Records from a collection of figures:

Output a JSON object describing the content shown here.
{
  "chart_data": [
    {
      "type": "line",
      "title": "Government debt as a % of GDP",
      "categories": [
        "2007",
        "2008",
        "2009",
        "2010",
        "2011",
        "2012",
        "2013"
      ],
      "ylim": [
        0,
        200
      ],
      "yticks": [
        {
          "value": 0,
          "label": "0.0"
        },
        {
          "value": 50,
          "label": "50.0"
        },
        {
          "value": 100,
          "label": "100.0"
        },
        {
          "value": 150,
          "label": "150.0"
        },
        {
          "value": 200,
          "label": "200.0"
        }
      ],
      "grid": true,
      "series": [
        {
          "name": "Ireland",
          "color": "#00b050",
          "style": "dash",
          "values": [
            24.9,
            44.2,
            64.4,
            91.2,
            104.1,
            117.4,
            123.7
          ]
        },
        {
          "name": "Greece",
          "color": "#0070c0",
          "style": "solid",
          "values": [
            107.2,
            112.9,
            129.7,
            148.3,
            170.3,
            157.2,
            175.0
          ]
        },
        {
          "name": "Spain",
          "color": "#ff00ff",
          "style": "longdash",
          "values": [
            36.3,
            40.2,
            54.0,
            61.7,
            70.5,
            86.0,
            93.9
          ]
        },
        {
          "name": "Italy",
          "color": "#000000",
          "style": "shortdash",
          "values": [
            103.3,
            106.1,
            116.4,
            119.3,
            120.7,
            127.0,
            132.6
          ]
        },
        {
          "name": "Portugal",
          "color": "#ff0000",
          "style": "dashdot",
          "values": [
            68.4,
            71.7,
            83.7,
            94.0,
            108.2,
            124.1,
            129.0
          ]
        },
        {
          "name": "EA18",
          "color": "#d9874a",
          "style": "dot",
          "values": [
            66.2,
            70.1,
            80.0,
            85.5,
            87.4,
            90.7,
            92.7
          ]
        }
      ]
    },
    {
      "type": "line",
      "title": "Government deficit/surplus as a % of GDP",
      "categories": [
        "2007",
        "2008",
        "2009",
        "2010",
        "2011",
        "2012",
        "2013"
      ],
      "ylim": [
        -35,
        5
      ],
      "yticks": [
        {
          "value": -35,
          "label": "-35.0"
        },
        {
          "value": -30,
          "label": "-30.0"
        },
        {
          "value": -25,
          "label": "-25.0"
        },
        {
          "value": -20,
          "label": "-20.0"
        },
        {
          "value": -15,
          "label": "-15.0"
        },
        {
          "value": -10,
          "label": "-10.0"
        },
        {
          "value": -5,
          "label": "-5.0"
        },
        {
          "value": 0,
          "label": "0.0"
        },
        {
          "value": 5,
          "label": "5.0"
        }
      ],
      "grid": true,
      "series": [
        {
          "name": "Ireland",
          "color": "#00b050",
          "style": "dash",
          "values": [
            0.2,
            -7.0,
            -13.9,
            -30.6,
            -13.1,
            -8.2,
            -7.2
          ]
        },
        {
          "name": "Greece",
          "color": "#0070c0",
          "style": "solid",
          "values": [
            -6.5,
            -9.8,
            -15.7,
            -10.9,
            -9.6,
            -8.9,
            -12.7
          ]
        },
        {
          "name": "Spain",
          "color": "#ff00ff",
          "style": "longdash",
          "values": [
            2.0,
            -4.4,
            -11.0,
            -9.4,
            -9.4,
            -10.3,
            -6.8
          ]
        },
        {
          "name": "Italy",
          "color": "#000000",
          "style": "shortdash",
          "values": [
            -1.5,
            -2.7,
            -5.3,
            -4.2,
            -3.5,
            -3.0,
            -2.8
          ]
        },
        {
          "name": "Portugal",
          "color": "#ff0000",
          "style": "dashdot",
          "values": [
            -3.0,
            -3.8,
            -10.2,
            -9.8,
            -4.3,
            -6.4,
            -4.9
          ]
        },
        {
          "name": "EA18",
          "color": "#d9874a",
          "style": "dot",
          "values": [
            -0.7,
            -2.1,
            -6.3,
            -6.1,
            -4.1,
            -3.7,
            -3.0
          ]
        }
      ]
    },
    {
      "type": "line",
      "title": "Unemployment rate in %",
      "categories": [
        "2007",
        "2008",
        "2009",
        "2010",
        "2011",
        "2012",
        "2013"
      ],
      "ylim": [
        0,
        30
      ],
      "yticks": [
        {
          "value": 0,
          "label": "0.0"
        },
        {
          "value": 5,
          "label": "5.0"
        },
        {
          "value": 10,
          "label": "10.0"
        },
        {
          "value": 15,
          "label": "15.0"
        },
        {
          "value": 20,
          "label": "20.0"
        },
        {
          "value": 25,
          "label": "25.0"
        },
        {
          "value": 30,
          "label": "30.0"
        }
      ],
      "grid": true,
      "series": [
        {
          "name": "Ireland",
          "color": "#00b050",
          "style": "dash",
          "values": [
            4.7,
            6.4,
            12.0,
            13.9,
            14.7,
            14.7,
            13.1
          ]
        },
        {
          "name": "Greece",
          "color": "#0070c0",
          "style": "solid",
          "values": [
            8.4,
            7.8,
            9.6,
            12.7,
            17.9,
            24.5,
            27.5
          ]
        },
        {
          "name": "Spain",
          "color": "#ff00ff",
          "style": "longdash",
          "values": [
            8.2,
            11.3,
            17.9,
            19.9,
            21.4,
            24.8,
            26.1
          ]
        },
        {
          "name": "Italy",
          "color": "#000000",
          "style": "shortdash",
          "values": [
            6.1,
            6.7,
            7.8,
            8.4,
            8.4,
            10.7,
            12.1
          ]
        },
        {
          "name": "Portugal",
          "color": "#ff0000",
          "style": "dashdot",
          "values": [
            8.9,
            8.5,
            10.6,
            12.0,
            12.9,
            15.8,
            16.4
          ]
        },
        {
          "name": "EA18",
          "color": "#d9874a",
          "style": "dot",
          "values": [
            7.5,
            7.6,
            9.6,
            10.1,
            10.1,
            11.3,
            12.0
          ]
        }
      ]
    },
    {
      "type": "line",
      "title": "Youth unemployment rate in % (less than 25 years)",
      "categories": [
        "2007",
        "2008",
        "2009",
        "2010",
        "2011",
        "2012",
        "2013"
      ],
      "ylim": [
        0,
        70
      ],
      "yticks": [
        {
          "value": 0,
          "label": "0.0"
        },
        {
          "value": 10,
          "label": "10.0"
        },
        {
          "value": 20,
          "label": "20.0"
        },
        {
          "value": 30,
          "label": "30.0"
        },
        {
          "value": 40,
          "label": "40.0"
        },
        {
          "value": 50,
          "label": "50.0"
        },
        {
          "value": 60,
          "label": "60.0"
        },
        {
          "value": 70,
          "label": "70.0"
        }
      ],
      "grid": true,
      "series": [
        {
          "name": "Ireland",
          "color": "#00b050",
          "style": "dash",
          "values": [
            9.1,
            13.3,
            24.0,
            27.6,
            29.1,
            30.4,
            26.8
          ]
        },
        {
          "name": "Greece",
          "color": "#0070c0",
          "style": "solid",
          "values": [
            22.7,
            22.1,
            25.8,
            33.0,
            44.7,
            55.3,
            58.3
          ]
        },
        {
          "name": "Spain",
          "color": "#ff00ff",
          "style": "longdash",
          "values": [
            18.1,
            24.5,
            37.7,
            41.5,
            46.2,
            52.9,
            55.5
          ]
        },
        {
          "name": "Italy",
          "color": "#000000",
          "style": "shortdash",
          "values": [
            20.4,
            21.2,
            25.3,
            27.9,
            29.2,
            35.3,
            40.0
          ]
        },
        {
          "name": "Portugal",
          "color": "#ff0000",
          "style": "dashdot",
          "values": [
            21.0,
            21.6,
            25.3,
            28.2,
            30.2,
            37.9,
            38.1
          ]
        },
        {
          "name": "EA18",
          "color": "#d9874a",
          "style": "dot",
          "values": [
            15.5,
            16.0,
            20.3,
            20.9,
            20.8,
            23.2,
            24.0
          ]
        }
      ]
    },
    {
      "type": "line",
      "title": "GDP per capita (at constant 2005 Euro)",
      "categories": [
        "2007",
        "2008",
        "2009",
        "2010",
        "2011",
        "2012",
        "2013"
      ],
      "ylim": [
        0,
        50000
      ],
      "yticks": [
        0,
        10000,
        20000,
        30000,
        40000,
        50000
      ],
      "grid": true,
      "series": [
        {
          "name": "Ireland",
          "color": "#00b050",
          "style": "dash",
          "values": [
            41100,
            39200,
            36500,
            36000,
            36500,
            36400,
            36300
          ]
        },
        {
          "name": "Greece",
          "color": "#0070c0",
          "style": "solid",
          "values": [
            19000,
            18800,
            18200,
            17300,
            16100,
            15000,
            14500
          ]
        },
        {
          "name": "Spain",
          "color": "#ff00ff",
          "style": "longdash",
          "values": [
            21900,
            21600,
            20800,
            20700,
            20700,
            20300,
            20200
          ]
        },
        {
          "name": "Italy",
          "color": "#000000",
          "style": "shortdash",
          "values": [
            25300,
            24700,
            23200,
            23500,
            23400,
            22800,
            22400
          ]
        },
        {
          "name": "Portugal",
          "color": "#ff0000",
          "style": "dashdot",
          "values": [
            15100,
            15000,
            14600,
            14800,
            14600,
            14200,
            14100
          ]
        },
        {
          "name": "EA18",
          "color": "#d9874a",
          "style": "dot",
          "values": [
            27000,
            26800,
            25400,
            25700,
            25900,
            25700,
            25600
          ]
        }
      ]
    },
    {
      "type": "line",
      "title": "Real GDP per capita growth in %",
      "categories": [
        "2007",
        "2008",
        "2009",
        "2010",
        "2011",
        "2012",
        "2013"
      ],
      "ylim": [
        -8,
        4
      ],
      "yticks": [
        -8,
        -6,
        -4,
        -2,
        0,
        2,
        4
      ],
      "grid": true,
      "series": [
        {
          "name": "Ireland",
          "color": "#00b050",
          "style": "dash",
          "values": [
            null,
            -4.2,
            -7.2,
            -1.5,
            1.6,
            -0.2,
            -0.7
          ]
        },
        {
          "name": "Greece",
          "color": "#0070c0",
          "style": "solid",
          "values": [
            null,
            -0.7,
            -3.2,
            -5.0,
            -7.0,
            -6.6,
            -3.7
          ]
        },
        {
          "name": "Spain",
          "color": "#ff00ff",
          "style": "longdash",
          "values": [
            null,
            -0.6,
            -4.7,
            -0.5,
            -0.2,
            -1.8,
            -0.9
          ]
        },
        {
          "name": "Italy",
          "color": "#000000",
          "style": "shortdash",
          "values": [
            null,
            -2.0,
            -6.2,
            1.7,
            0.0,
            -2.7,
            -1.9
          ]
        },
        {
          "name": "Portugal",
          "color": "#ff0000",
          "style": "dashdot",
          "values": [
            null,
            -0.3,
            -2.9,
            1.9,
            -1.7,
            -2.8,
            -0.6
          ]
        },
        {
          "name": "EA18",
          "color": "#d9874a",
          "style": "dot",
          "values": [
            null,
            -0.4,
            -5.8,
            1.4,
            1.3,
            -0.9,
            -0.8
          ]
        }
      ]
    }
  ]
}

==

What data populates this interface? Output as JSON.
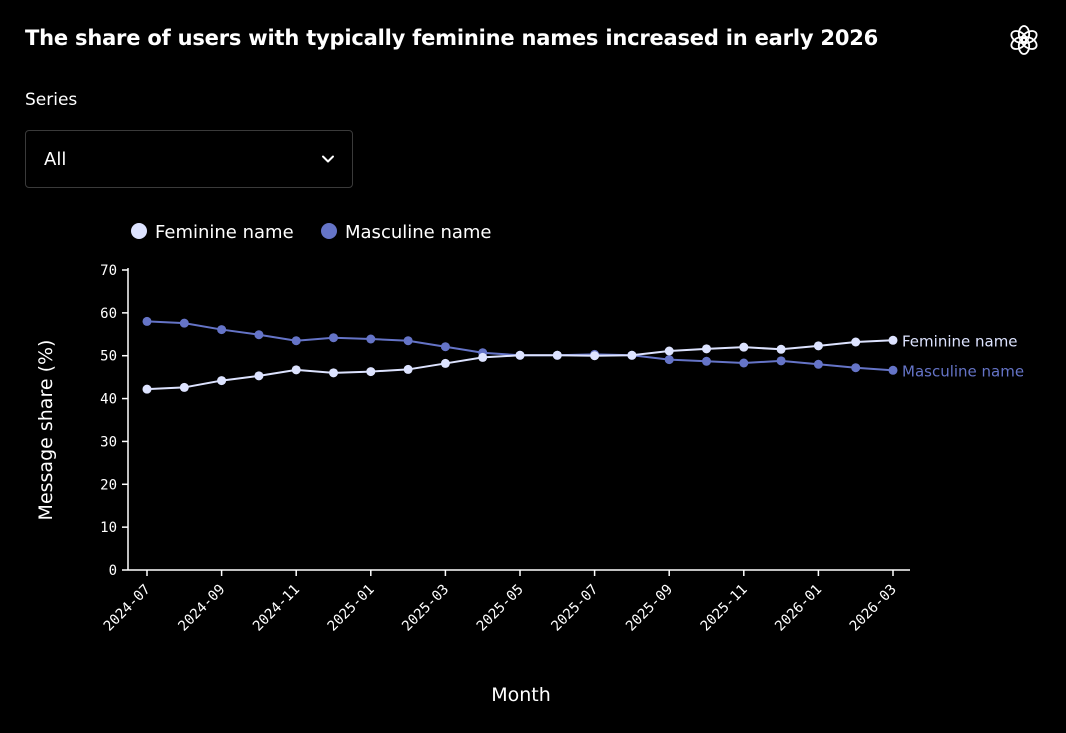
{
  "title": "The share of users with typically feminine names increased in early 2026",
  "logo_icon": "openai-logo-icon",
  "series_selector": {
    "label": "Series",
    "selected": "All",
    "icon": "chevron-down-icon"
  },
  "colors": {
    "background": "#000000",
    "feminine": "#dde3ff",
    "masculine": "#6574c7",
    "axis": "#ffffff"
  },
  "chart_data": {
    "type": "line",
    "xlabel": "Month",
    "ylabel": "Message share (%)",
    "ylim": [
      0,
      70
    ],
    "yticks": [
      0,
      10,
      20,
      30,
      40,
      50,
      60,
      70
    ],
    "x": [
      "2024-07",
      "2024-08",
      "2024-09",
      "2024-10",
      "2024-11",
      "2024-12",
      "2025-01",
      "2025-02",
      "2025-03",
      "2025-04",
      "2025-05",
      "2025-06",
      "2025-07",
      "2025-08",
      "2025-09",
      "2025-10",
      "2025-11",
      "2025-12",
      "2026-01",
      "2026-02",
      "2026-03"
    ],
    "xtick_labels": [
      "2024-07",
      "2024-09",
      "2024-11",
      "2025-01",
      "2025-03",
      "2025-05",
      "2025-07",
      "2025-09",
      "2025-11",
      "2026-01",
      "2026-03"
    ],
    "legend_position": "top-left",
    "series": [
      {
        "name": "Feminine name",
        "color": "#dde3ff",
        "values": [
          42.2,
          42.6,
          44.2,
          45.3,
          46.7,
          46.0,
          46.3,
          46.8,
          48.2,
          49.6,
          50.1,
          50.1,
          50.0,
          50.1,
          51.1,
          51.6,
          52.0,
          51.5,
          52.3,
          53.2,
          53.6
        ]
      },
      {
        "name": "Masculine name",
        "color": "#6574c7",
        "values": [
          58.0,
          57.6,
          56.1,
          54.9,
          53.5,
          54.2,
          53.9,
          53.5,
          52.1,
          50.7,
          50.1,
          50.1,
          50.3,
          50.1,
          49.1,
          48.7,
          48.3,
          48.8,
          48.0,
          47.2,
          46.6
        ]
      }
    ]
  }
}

§ **To be done**: Find the lines with the string "JSON" and reproduce them.

§ **Solution for this task**:
Output a JSON object describing the content shown here.
What data populates this interface? Output as JSON.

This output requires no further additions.